◆ **Exercise goal**
Your task is to print all of the material verbatim.

- - - - - - -

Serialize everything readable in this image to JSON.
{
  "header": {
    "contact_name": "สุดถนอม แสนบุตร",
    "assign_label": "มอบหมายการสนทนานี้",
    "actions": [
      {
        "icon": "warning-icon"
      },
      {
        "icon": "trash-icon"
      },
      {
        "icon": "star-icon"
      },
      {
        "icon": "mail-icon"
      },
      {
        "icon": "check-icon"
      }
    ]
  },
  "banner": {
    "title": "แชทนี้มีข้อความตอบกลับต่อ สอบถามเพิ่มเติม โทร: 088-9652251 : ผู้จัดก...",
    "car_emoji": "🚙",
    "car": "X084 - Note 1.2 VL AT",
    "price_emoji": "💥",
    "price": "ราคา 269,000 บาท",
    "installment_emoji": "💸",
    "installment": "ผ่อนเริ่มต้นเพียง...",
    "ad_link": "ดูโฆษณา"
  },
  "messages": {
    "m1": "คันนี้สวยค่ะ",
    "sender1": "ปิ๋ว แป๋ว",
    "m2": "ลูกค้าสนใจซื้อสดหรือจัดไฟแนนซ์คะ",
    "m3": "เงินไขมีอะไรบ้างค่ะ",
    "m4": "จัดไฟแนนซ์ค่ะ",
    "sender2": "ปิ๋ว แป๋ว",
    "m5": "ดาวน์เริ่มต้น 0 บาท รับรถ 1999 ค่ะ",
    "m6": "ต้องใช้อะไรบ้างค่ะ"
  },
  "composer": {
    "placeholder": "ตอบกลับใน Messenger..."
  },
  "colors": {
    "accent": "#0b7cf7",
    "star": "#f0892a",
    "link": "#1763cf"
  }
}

- - - - - - -

◆ **The completed task**
Serialize everything readable in this image to JSON.
{
  "header": {
    "contact_name": "สุดถนอม แสนบุตร",
    "assign_label": "มอบหมายการสนทนานี้",
    "actions": [
      {
        "icon": "warning-icon"
      },
      {
        "icon": "trash-icon"
      },
      {
        "icon": "star-icon"
      },
      {
        "icon": "mail-icon"
      },
      {
        "icon": "check-icon"
      }
    ]
  },
  "banner": {
    "title": "แชทนี้มีข้อความตอบกลับต่อ สอบถามเพิ่มเติม โทร: 088-9652251 : ผู้จัดก...",
    "car_emoji": "🚙",
    "car": "X084 - Note 1.2 VL AT",
    "price_emoji": "💥",
    "price": "ราคา 269,000 บาท",
    "installment_emoji": "💸",
    "installment": "ผ่อนเริ่มต้นเพียง...",
    "ad_link": "ดูโฆษณา"
  },
  "messages": {
    "m1": "คันนี้สวยค่ะ",
    "sender1": "ปิ๋ว แป๋ว",
    "m2": "ลูกค้าสนใจซื้อสดหรือจัดไฟแนนซ์คะ",
    "m3": "เงินไขมีอะไรบ้างค่ะ",
    "m4": "จัดไฟแนนซ์ค่ะ",
    "sender2": "ปิ๋ว แป๋ว",
    "m5": "ดาวน์เริ่มต้น 0 บาท รับรถ 1999 ค่ะ",
    "m6": "ต้องใช้อะไรบ้างค่ะ"
  },
  "composer": {
    "placeholder": "ตอบกลับใน Messenger..."
  },
  "colors": {
    "accent": "#0b7cf7",
    "star": "#f0892a",
    "link": "#1763cf"
  }
}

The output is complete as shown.